Pull out from the material below all lines with "boom".
====== Records provided
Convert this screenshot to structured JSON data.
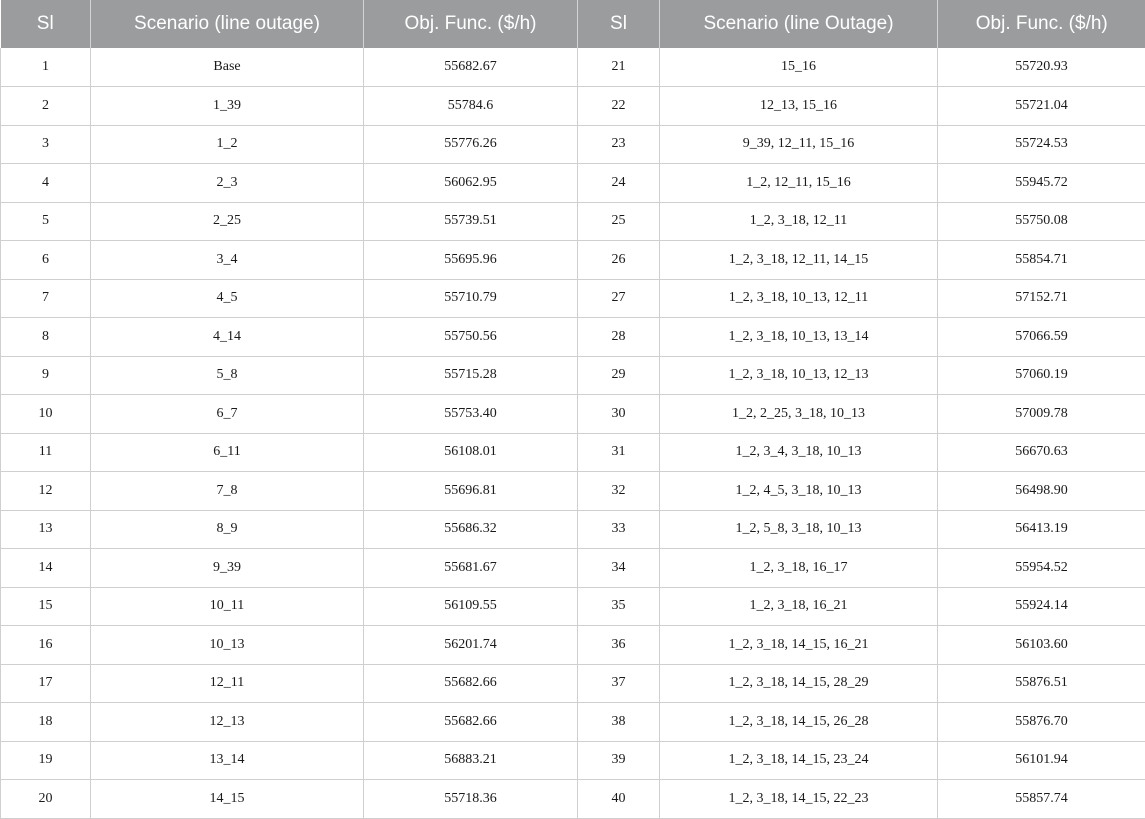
{
  "table": {
    "headers": [
      "Sl",
      "Scenario (line outage)",
      "Obj. Func. ($/h)",
      "Sl",
      "Scenario (line Outage)",
      "Obj. Func. ($/h)"
    ],
    "rows": [
      [
        "1",
        "Base",
        "55682.67",
        "21",
        "15_16",
        "55720.93"
      ],
      [
        "2",
        "1_39",
        "55784.6",
        "22",
        "12_13, 15_16",
        "55721.04"
      ],
      [
        "3",
        "1_2",
        "55776.26",
        "23",
        "9_39, 12_11, 15_16",
        "55724.53"
      ],
      [
        "4",
        "2_3",
        "56062.95",
        "24",
        "1_2, 12_11, 15_16",
        "55945.72"
      ],
      [
        "5",
        "2_25",
        "55739.51",
        "25",
        "1_2, 3_18, 12_11",
        "55750.08"
      ],
      [
        "6",
        "3_4",
        "55695.96",
        "26",
        "1_2, 3_18, 12_11, 14_15",
        "55854.71"
      ],
      [
        "7",
        "4_5",
        "55710.79",
        "27",
        "1_2, 3_18, 10_13, 12_11",
        "57152.71"
      ],
      [
        "8",
        "4_14",
        "55750.56",
        "28",
        "1_2, 3_18, 10_13, 13_14",
        "57066.59"
      ],
      [
        "9",
        "5_8",
        "55715.28",
        "29",
        "1_2, 3_18, 10_13, 12_13",
        "57060.19"
      ],
      [
        "10",
        "6_7",
        "55753.40",
        "30",
        "1_2, 2_25, 3_18, 10_13",
        "57009.78"
      ],
      [
        "11",
        "6_11",
        "56108.01",
        "31",
        "1_2, 3_4, 3_18, 10_13",
        "56670.63"
      ],
      [
        "12",
        "7_8",
        "55696.81",
        "32",
        "1_2, 4_5, 3_18, 10_13",
        "56498.90"
      ],
      [
        "13",
        "8_9",
        "55686.32",
        "33",
        "1_2, 5_8, 3_18, 10_13",
        "56413.19"
      ],
      [
        "14",
        "9_39",
        "55681.67",
        "34",
        "1_2, 3_18, 16_17",
        "55954.52"
      ],
      [
        "15",
        "10_11",
        "56109.55",
        "35",
        "1_2, 3_18, 16_21",
        "55924.14"
      ],
      [
        "16",
        "10_13",
        "56201.74",
        "36",
        "1_2, 3_18, 14_15, 16_21",
        "56103.60"
      ],
      [
        "17",
        "12_11",
        "55682.66",
        "37",
        "1_2, 3_18, 14_15, 28_29",
        "55876.51"
      ],
      [
        "18",
        "12_13",
        "55682.66",
        "38",
        "1_2, 3_18, 14_15, 26_28",
        "55876.70"
      ],
      [
        "19",
        "13_14",
        "56883.21",
        "39",
        "1_2, 3_18, 14_15, 23_24",
        "56101.94"
      ],
      [
        "20",
        "14_15",
        "55718.36",
        "40",
        "1_2, 3_18, 14_15, 22_23",
        "55857.74"
      ]
    ]
  },
  "colors": {
    "header_bg": "#9a9c9e",
    "header_text": "#ffffff",
    "grid_line": "#cfcfcf",
    "body_text": "#1a1a1a"
  }
}
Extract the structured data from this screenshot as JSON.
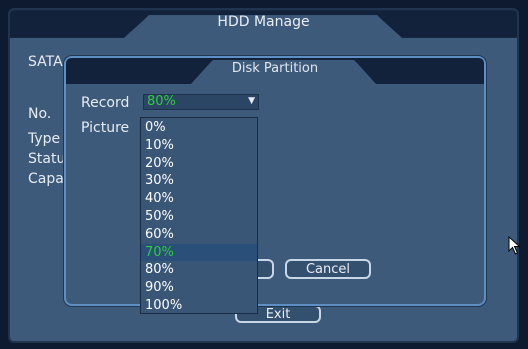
{
  "hdd_manage": {
    "title": "HDD Manage",
    "sata_label": "SATA",
    "info_labels": [
      "No.",
      "Type",
      "Statu",
      "Capa"
    ],
    "exit_label": "Exit"
  },
  "disk_partition": {
    "title": "Disk Partition",
    "record_label": "Record",
    "record_value": "80%",
    "picture_label": "Picture",
    "cancel_label": "Cancel",
    "dropdown_options": [
      "0%",
      "10%",
      "20%",
      "30%",
      "40%",
      "50%",
      "60%",
      "70%",
      "80%",
      "90%",
      "100%"
    ],
    "highlighted_option": "70%"
  },
  "colors": {
    "selected_text": "#2ecc3a",
    "window_bg": "#3e5a7a",
    "title_bar": "#12223a"
  }
}
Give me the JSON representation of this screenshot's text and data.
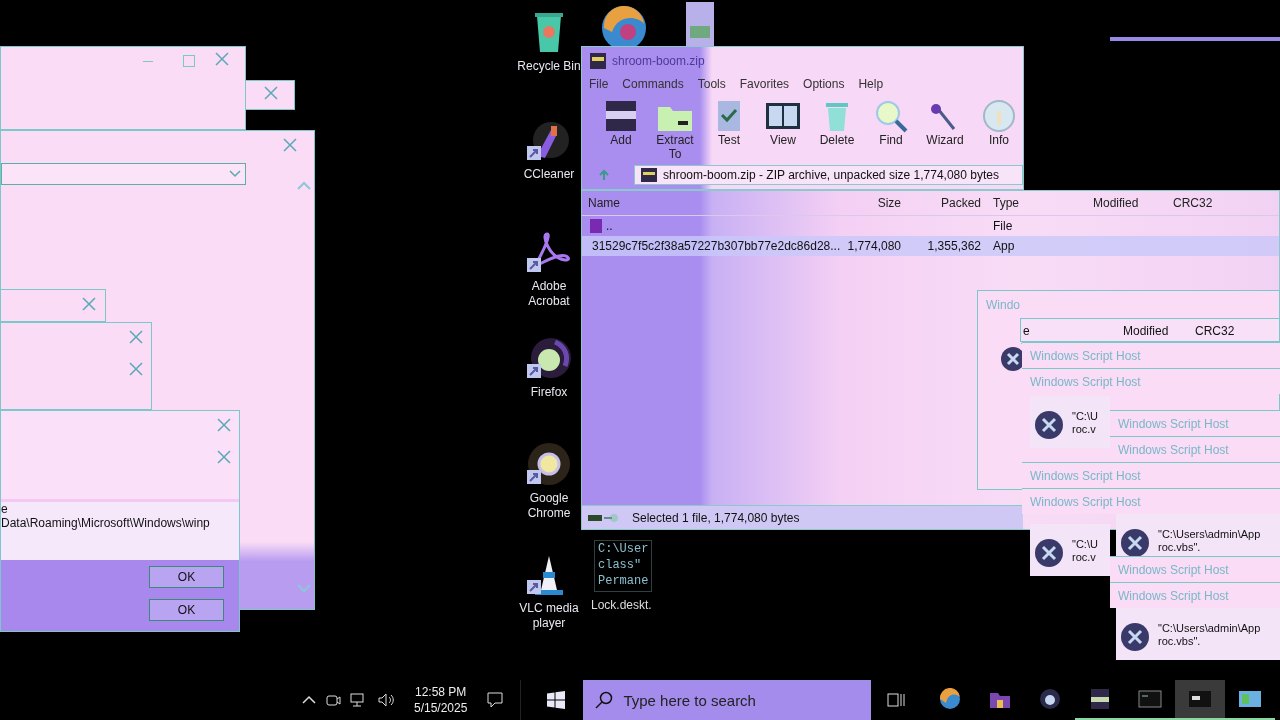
{
  "desktop_icons": [
    {
      "label": "Recycle Bin",
      "kind": "bin",
      "shortcut": false
    },
    {
      "label": "CCleaner",
      "kind": "ccleaner",
      "shortcut": true
    },
    {
      "label": "Adobe Acrobat",
      "kind": "acrobat",
      "shortcut": true
    },
    {
      "label": "Firefox",
      "kind": "firefox",
      "shortcut": true
    },
    {
      "label": "Google Chrome",
      "kind": "chrome",
      "shortcut": true
    },
    {
      "label": "VLC media player",
      "kind": "vlc",
      "shortcut": true
    }
  ],
  "console": {
    "lines": [
      "C:\\User",
      "class\"",
      "Permane"
    ],
    "file_label": "Lock.deskt."
  },
  "archive": {
    "title": "shroom-boom.zip",
    "menu": [
      "File",
      "Commands",
      "Tools",
      "Favorites",
      "Options",
      "Help"
    ],
    "toolbar": [
      {
        "label": "Add",
        "kind": "add"
      },
      {
        "label": "Extract To",
        "kind": "extract"
      },
      {
        "label": "Test",
        "kind": "test"
      },
      {
        "label": "View",
        "kind": "view"
      },
      {
        "label": "Delete",
        "kind": "delete"
      },
      {
        "label": "Find",
        "kind": "find"
      },
      {
        "label": "Wizard",
        "kind": "wizard"
      },
      {
        "label": "Info",
        "kind": "info"
      }
    ],
    "path": "shroom-boom.zip - ZIP archive, unpacked size 1,774,080 bytes",
    "columns": [
      "Name",
      "Size",
      "Packed",
      "Type",
      "Modified",
      "CRC32"
    ],
    "rows": [
      {
        "kind": "folder",
        "name": "..",
        "type": "File",
        "selected": false
      },
      {
        "kind": "app",
        "name": "31529c7f5c2f38a57227b307bb77e2dc86d28...",
        "size": "1,774,080",
        "packed": "1,355,362",
        "type": "App",
        "selected": true
      }
    ],
    "status": "Selected 1 file, 1,774,080 bytes"
  },
  "left_dialog": {
    "lines": [
      "e",
      "Data\\Roaming\\Microsoft\\Windows\\winp"
    ],
    "buttons": [
      "OK",
      "OK"
    ]
  },
  "script_host": {
    "window_title": "Windo",
    "columns": [
      "e",
      "Modified",
      "CRC32"
    ],
    "titles": [
      "Windows Script Host",
      "Windows Script Host",
      "Windows Script Host",
      "Windows Script Host",
      "Windows Script Host",
      "Windows Script Host",
      "Windows Script Host",
      "Windows Script Host"
    ],
    "messages": [
      {
        "lines": [
          "\"C:\\U",
          "roc.v"
        ]
      },
      {
        "lines": [
          "\"C:\\Users\\admin\\App",
          "roc.vbs\"."
        ]
      },
      {
        "lines": [
          "\"C:\\U",
          "roc.v"
        ]
      },
      {
        "lines": [
          "\"C:\\Users\\admin\\App",
          "roc.vbs\"."
        ]
      }
    ]
  },
  "taskbar": {
    "search_placeholder": "Type here to search",
    "time": "12:58 PM",
    "date": "5/15/2025",
    "apps": [
      {
        "kind": "edge",
        "running": false,
        "selected": false
      },
      {
        "kind": "explorer",
        "running": false,
        "selected": false
      },
      {
        "kind": "firefox",
        "running": false,
        "selected": false
      },
      {
        "kind": "winrar",
        "running": true,
        "selected": false
      },
      {
        "kind": "terminal",
        "running": true,
        "selected": false
      },
      {
        "kind": "console",
        "running": true,
        "selected": true
      },
      {
        "kind": "app",
        "running": true,
        "selected": false
      }
    ]
  }
}
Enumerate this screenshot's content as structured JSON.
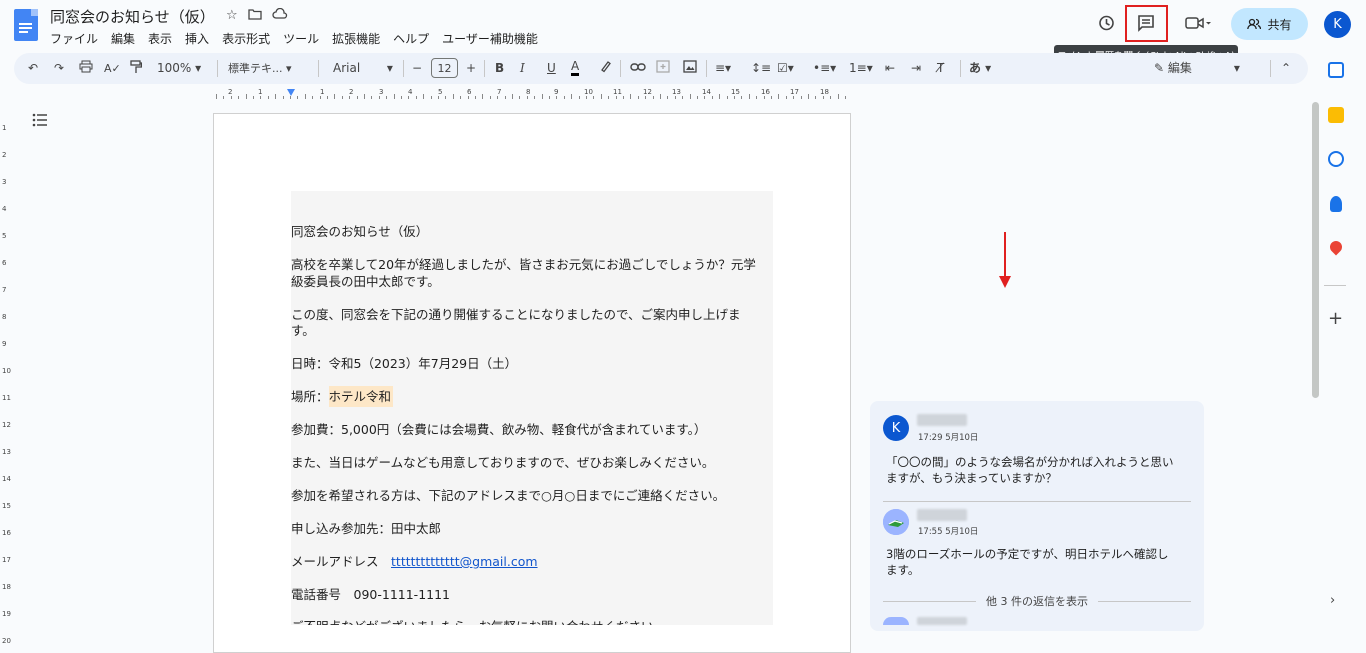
============
◆ **Task output**:
    "title": "shroom-boom.zip",
    "path": "shroom-boom.zip - ZIP archive, unpacked size 1,774,080 bytes",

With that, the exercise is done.